[Dataset items]
□ □ □

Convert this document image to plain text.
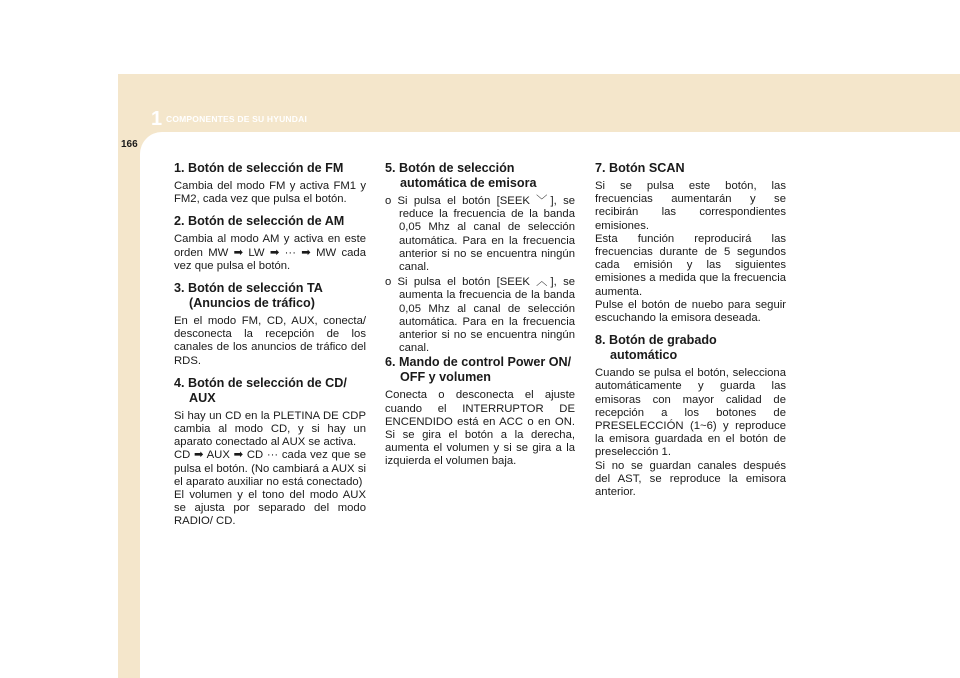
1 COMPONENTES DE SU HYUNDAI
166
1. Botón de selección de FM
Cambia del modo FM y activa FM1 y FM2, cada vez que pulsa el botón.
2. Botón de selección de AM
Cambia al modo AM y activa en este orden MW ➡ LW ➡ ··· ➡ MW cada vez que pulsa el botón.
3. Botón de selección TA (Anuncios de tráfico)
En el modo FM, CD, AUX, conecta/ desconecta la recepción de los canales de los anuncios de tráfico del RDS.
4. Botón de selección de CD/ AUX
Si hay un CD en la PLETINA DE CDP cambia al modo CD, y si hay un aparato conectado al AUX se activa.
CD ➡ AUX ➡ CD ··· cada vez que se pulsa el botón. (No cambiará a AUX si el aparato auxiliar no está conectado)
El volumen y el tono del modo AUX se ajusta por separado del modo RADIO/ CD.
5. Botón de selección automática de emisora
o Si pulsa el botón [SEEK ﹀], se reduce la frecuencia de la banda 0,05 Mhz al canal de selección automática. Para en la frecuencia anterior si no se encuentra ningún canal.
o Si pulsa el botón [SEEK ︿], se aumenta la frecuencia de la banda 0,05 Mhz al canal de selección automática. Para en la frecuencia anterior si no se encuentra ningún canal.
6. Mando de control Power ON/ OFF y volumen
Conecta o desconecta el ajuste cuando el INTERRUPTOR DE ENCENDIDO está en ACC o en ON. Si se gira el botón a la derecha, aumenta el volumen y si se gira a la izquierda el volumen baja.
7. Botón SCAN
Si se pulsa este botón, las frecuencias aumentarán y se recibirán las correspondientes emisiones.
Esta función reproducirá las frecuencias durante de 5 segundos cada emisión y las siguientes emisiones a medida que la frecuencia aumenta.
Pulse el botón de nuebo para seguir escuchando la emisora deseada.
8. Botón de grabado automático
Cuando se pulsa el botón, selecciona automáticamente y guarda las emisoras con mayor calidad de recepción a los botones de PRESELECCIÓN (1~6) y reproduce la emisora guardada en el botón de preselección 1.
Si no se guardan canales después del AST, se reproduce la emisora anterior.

□ □ □

## WHAT YOU ARE ASKED TO DO
Copy the material above exactly and drop the pictures.

## RESULT OF THE TASK
Convert this document image to plain text.
1 COMPONENTES DE SU HYUNDAI
166
1. Botón de selección de FM
Cambia del modo FM y activa FM1 y FM2, cada vez que pulsa el botón.
2. Botón de selección de AM
Cambia al modo AM y activa en este orden MW ➡ LW ➡ ··· ➡ MW cada vez que pulsa el botón.
3. Botón de selección TA (Anuncios de tráfico)
En el modo FM, CD, AUX, conecta/ desconecta la recepción de los canales de los anuncios de tráfico del RDS.
4. Botón de selección de CD/ AUX
Si hay un CD en la PLETINA DE CDP cambia al modo CD, y si hay un aparato conectado al AUX se activa.
CD ➡ AUX ➡ CD ··· cada vez que se pulsa el botón. (No cambiará a AUX si el aparato auxiliar no está conectado)
El volumen y el tono del modo AUX se ajusta por separado del modo RADIO/ CD.
5. Botón de selección automática de emisora
o Si pulsa el botón [SEEK ﹀], se reduce la frecuencia de la banda 0,05 Mhz al canal de selección automática. Para en la frecuencia anterior si no se encuentra ningún canal.
o Si pulsa el botón [SEEK ︿], se aumenta la frecuencia de la banda 0,05 Mhz al canal de selección automática. Para en la frecuencia anterior si no se encuentra ningún canal.
6. Mando de control Power ON/ OFF y volumen
Conecta o desconecta el ajuste cuando el INTERRUPTOR DE ENCENDIDO está en ACC o en ON. Si se gira el botón a la derecha, aumenta el volumen y si se gira a la izquierda el volumen baja.
7. Botón SCAN
Si se pulsa este botón, las frecuencias aumentarán y se recibirán las correspondientes emisiones.
Esta función reproducirá las frecuencias durante de 5 segundos cada emisión y las siguientes emisiones a medida que la frecuencia aumenta.
Pulse el botón de nuebo para seguir escuchando la emisora deseada.
8. Botón de grabado automático
Cuando se pulsa el botón, selecciona automáticamente y guarda las emisoras con mayor calidad de recepción a los botones de PRESELECCIÓN (1~6) y reproduce la emisora guardada en el botón de preselección 1.
Si no se guardan canales después del AST, se reproduce la emisora anterior.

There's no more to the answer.